Check every line below for the string "대경권의", and copy the lines that contain it.

Saved entries:
[Begin]
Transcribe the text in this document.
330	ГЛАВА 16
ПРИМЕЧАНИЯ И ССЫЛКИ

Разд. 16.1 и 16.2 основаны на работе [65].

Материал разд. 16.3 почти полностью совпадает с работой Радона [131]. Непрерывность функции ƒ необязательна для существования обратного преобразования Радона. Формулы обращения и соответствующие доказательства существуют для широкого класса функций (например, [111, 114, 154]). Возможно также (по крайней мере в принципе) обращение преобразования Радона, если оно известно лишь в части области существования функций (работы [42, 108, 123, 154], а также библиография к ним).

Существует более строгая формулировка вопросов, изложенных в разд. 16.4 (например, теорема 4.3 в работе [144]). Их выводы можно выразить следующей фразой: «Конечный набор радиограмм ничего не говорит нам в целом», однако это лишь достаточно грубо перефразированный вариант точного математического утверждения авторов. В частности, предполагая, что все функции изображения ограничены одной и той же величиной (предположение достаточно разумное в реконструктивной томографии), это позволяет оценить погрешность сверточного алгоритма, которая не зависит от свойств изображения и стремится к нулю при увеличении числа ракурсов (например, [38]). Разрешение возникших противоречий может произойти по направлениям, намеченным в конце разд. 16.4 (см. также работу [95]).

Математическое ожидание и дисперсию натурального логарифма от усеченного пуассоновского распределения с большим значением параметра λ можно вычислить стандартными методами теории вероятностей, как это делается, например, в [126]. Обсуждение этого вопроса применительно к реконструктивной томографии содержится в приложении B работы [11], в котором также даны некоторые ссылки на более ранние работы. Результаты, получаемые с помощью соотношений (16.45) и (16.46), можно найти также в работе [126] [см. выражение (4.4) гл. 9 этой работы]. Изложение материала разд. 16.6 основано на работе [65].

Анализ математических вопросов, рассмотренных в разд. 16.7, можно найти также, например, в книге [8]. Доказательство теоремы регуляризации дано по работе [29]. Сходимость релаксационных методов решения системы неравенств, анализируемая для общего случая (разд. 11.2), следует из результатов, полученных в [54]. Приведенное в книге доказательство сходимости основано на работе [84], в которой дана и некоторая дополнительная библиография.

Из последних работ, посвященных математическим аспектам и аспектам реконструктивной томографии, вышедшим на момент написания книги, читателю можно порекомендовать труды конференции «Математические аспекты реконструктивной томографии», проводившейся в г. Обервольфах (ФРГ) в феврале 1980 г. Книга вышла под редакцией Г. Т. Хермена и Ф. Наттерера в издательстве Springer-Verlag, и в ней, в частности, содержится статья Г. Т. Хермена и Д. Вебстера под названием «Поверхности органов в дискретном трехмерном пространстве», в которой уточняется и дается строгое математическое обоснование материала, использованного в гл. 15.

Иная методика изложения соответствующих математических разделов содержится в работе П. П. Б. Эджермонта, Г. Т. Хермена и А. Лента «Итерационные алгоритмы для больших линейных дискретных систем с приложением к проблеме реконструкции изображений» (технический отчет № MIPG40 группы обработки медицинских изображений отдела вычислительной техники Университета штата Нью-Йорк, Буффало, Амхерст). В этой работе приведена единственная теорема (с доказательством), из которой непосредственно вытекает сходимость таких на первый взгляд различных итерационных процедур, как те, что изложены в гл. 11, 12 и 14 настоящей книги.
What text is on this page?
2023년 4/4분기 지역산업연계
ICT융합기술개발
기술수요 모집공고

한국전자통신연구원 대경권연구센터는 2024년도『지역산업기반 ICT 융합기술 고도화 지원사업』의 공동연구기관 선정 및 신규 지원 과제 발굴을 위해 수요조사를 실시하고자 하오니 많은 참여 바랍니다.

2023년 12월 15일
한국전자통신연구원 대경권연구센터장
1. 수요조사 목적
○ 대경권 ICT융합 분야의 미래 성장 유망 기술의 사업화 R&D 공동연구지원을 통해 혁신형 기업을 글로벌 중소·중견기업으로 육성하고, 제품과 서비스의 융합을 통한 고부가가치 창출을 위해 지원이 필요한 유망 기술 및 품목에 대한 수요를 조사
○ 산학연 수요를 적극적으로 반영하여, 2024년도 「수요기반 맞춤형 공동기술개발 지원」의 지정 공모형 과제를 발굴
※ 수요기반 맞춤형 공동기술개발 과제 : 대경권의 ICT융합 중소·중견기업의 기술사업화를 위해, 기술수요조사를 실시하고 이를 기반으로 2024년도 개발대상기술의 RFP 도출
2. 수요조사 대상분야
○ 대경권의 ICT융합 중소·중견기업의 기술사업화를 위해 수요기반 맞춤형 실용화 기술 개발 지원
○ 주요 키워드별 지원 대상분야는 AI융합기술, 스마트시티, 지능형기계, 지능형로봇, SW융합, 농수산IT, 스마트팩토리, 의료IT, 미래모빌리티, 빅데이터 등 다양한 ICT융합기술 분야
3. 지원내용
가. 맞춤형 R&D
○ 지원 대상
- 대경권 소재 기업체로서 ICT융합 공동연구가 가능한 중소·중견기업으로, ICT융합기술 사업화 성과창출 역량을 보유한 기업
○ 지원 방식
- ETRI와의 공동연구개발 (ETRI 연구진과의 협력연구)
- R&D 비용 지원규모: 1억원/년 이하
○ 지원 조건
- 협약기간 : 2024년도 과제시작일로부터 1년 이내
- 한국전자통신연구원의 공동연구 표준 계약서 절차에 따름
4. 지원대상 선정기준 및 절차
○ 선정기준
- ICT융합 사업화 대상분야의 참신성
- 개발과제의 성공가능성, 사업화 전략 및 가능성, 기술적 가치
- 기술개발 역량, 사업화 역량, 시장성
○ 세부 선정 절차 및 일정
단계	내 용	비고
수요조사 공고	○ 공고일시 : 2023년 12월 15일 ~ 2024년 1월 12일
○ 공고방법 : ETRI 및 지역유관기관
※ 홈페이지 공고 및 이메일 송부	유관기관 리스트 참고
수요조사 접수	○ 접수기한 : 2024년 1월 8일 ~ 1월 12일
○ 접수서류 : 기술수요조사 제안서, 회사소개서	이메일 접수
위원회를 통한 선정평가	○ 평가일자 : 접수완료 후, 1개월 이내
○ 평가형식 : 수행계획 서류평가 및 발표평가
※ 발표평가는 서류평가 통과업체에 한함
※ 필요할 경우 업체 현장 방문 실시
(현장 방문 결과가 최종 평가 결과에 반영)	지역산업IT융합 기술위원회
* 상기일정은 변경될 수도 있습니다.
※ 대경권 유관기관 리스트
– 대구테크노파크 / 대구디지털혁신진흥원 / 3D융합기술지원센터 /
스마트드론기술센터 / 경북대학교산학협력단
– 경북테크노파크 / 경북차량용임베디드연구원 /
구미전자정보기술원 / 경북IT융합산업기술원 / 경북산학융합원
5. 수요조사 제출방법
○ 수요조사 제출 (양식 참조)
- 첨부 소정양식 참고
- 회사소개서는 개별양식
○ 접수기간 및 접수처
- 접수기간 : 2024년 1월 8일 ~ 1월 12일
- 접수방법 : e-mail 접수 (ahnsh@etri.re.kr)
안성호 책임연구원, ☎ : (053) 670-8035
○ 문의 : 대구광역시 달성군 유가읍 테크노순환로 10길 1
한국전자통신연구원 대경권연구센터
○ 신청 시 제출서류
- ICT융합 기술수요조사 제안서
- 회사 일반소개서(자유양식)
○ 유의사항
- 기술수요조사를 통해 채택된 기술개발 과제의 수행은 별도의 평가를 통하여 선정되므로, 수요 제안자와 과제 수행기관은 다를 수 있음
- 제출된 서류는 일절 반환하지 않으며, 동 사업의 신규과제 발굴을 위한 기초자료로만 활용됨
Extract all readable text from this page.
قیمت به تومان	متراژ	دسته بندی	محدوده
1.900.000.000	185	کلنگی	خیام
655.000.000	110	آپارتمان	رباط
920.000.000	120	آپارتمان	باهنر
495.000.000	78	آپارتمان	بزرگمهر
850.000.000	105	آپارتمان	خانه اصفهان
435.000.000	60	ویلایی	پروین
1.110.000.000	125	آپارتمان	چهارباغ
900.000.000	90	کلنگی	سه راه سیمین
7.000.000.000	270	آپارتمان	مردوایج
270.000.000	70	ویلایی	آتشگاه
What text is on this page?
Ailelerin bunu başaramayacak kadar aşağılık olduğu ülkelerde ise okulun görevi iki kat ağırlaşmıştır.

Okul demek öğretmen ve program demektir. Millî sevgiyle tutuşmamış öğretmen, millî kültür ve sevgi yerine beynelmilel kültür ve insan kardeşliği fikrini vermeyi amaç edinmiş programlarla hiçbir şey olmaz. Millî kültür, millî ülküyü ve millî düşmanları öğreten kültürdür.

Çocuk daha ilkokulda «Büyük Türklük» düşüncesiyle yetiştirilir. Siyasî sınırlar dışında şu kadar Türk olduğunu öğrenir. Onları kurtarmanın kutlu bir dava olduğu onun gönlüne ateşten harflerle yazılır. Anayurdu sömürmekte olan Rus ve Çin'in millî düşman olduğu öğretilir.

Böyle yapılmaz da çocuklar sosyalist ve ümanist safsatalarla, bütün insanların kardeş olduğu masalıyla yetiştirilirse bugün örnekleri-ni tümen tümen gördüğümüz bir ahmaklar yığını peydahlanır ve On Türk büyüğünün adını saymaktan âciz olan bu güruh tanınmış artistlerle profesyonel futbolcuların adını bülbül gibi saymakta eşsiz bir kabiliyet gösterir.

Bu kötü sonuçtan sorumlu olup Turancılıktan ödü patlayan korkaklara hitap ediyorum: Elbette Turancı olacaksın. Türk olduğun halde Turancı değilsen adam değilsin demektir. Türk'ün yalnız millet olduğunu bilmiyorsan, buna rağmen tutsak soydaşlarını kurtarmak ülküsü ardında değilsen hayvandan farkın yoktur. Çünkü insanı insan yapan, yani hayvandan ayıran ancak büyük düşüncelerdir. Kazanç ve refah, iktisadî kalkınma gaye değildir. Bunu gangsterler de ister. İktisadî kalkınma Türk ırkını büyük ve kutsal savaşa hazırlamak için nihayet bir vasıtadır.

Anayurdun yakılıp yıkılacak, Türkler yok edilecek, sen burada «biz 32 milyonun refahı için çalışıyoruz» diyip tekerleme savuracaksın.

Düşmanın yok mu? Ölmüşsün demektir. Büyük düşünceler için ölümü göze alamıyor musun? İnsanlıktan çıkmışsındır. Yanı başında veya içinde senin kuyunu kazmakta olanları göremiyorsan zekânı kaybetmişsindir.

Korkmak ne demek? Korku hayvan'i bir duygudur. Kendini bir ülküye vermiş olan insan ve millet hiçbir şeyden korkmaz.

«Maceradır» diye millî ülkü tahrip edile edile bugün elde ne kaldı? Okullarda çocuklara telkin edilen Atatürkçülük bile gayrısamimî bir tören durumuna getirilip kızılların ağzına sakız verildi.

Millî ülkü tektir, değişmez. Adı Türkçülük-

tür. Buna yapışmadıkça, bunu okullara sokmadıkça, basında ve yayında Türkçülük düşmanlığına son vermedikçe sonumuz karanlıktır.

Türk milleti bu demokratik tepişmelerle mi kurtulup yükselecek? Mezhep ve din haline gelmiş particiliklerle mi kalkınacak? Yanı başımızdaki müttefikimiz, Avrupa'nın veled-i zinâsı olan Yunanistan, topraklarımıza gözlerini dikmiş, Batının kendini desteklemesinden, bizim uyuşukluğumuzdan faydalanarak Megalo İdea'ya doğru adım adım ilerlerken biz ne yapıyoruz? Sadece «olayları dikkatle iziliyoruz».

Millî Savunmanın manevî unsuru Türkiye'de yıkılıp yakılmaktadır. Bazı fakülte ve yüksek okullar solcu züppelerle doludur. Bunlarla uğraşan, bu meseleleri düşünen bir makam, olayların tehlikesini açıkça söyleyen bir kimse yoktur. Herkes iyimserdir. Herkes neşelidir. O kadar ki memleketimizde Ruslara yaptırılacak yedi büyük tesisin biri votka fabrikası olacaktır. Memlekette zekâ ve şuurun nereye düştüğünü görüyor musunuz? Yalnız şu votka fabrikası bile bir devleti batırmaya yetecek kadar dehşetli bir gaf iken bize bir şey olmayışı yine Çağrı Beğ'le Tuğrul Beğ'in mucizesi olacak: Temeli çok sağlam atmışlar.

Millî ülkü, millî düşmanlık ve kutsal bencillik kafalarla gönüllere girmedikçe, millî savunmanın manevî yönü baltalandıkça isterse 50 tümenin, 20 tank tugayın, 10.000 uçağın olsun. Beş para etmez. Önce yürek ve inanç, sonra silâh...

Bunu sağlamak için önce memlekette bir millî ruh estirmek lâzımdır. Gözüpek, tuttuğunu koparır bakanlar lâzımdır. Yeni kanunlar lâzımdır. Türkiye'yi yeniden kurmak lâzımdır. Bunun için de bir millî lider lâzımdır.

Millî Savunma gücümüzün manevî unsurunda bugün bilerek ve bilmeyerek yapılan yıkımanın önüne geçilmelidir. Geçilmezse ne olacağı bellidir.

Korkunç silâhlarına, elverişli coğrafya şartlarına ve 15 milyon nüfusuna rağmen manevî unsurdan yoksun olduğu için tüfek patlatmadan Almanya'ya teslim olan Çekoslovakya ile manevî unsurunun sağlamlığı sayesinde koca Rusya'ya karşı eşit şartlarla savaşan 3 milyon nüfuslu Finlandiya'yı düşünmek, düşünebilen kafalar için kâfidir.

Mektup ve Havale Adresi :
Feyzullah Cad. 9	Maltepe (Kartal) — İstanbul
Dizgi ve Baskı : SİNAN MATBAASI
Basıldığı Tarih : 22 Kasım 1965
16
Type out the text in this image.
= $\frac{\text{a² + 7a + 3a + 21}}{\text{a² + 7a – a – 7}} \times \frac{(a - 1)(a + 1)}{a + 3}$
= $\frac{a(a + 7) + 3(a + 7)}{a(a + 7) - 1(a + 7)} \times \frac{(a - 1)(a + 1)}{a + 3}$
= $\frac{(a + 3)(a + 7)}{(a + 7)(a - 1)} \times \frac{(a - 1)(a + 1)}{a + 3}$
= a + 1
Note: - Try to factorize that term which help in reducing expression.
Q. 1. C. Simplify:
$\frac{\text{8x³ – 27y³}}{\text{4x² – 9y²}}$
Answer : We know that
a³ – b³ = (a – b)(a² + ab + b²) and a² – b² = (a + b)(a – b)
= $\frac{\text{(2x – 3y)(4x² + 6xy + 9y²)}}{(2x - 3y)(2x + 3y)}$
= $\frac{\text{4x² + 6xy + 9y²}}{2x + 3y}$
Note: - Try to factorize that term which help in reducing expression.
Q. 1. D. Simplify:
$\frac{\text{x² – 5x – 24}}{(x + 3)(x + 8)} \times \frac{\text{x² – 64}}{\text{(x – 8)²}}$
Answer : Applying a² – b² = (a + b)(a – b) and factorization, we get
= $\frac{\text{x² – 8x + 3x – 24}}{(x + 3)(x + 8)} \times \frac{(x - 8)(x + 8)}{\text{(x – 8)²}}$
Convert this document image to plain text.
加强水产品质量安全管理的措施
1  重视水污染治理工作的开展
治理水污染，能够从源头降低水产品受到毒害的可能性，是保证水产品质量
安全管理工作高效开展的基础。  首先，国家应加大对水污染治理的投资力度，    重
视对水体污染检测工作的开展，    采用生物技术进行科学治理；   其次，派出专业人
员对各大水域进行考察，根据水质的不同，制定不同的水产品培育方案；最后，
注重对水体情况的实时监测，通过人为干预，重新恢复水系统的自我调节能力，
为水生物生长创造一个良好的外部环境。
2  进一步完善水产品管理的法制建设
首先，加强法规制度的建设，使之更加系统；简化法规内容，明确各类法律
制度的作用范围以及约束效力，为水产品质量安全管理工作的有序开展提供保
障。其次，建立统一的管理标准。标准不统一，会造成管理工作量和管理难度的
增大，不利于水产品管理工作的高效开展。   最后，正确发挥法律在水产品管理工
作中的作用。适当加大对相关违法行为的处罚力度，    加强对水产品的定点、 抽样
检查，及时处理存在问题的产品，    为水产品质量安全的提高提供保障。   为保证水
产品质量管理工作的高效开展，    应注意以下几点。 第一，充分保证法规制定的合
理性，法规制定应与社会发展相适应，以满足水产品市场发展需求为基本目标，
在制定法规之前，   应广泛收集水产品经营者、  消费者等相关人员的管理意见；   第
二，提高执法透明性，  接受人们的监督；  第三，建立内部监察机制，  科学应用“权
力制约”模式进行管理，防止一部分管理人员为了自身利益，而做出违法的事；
[End]
» Solution
※ 수요기반 맞춤형 공동기술개발 과제 : 대경권의 ICT융합 중소·중견기업의 기술사업화를 위해, 기술수요조사를 실시하고 이를 기반으로 2024년도 개발대상기술의 RFP 도출
○ 대경권의 ICT융합 중소·중견기업의 기술사업화를 위해 수요기반 맞춤형 실용화 기술 개발 지원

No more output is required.